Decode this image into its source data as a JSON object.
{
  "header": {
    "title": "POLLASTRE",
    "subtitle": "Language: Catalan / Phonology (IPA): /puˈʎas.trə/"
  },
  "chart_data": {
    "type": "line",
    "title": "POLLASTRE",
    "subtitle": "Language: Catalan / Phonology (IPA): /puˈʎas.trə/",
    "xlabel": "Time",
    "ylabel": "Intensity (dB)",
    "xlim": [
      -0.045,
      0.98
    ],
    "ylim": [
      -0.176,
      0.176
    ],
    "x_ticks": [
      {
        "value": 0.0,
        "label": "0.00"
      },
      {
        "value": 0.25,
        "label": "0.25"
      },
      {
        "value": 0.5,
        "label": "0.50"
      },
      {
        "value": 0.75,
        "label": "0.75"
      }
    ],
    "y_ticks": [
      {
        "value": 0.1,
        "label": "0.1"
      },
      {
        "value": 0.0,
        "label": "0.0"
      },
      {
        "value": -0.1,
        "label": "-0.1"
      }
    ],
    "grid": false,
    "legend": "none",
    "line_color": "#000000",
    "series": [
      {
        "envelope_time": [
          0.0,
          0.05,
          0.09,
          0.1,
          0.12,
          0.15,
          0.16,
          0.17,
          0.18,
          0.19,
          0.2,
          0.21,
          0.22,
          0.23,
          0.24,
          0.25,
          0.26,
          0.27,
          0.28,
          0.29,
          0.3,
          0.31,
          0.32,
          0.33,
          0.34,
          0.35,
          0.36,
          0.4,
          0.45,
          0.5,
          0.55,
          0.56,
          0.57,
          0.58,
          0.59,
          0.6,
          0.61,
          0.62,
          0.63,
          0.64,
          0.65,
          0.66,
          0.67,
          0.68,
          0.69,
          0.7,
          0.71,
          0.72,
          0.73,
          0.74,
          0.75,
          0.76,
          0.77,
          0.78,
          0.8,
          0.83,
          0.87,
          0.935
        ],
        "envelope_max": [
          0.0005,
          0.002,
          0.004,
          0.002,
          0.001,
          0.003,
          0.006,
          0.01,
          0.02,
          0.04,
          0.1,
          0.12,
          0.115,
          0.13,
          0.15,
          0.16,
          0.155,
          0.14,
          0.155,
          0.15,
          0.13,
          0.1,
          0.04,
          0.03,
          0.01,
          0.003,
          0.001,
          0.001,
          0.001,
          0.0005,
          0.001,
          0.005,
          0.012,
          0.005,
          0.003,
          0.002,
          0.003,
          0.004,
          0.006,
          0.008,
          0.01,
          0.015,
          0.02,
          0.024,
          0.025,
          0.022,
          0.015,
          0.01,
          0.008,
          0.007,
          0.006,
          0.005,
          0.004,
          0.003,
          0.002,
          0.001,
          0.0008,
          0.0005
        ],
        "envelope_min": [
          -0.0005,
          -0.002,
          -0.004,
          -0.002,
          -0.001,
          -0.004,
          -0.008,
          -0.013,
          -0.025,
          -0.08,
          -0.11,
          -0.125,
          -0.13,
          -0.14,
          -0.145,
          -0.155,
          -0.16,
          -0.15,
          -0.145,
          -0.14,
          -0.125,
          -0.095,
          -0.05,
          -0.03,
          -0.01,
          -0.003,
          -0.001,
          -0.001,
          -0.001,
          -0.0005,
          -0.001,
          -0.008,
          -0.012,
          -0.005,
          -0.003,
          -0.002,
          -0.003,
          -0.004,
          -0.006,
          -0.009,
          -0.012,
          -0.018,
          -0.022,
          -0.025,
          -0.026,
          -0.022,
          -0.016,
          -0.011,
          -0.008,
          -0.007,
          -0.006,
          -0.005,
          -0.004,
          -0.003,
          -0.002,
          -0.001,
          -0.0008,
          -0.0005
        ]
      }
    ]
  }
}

■ **WHAT IS BEING ASKED**: Copy every line of the listing containing the string "Phonology".

■ **CORRECT OUTPUT**:
    "subtitle": "Language: Catalan / Phonology (IPA): /puˈʎas.trə/"
    "subtitle": "Language: Catalan / Phonology (IPA): /puˈʎas.trə/",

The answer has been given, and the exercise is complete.